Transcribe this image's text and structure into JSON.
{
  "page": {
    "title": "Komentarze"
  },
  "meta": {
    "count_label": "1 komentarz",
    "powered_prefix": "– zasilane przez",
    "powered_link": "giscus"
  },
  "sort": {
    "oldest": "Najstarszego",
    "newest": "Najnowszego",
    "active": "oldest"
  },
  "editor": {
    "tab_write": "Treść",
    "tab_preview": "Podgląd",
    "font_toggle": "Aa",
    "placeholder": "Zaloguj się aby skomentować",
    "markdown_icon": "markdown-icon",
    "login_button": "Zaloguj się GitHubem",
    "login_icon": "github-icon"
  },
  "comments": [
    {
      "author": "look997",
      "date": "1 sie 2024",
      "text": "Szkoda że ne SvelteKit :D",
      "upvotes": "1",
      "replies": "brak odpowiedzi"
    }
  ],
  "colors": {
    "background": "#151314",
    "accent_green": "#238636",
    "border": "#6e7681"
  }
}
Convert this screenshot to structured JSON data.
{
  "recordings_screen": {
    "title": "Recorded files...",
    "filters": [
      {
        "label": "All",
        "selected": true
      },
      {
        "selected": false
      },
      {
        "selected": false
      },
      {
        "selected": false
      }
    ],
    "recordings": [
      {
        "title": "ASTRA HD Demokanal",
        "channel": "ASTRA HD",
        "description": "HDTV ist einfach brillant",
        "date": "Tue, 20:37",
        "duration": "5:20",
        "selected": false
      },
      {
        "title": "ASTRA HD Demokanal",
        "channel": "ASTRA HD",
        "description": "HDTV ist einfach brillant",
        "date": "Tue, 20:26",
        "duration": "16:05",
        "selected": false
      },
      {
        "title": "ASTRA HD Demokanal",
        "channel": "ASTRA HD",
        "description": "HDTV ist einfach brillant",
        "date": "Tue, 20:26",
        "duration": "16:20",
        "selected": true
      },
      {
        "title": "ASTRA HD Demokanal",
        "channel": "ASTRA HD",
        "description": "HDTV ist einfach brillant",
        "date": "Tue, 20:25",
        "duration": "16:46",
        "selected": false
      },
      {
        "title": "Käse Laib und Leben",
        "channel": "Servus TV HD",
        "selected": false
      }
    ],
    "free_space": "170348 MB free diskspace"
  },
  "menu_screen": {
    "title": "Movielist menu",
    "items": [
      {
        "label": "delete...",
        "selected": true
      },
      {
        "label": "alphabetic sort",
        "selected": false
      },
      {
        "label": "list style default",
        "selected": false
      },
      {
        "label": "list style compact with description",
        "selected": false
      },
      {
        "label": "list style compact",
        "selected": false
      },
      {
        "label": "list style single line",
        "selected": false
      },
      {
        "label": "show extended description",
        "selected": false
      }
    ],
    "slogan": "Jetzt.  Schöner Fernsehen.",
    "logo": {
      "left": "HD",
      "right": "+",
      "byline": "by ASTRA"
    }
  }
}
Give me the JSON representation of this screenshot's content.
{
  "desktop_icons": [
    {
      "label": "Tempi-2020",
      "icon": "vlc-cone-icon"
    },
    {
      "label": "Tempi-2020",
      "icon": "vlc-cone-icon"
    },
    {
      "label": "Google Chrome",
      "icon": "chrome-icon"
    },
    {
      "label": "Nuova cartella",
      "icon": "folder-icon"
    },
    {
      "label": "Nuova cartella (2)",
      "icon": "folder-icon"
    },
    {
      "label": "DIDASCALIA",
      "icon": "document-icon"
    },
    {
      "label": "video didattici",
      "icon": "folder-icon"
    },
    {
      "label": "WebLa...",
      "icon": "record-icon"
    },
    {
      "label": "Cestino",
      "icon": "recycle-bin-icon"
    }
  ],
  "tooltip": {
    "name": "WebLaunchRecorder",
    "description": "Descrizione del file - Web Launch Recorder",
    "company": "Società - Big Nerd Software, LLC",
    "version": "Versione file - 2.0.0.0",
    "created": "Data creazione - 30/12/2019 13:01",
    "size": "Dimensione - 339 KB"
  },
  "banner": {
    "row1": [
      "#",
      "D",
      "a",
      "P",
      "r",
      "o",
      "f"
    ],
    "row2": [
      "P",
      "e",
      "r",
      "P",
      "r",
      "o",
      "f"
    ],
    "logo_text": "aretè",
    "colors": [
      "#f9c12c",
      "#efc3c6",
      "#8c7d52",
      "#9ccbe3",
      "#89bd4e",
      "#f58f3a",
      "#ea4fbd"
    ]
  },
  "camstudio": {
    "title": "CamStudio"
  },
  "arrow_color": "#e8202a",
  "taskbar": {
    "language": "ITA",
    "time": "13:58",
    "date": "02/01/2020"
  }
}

******

__Directive__: Among the lines of the data, identify those with the word "cartella". Copy each of them.

__Result__:
      "label": "Nuova cartella",
      "label": "Nuova cartella (2)",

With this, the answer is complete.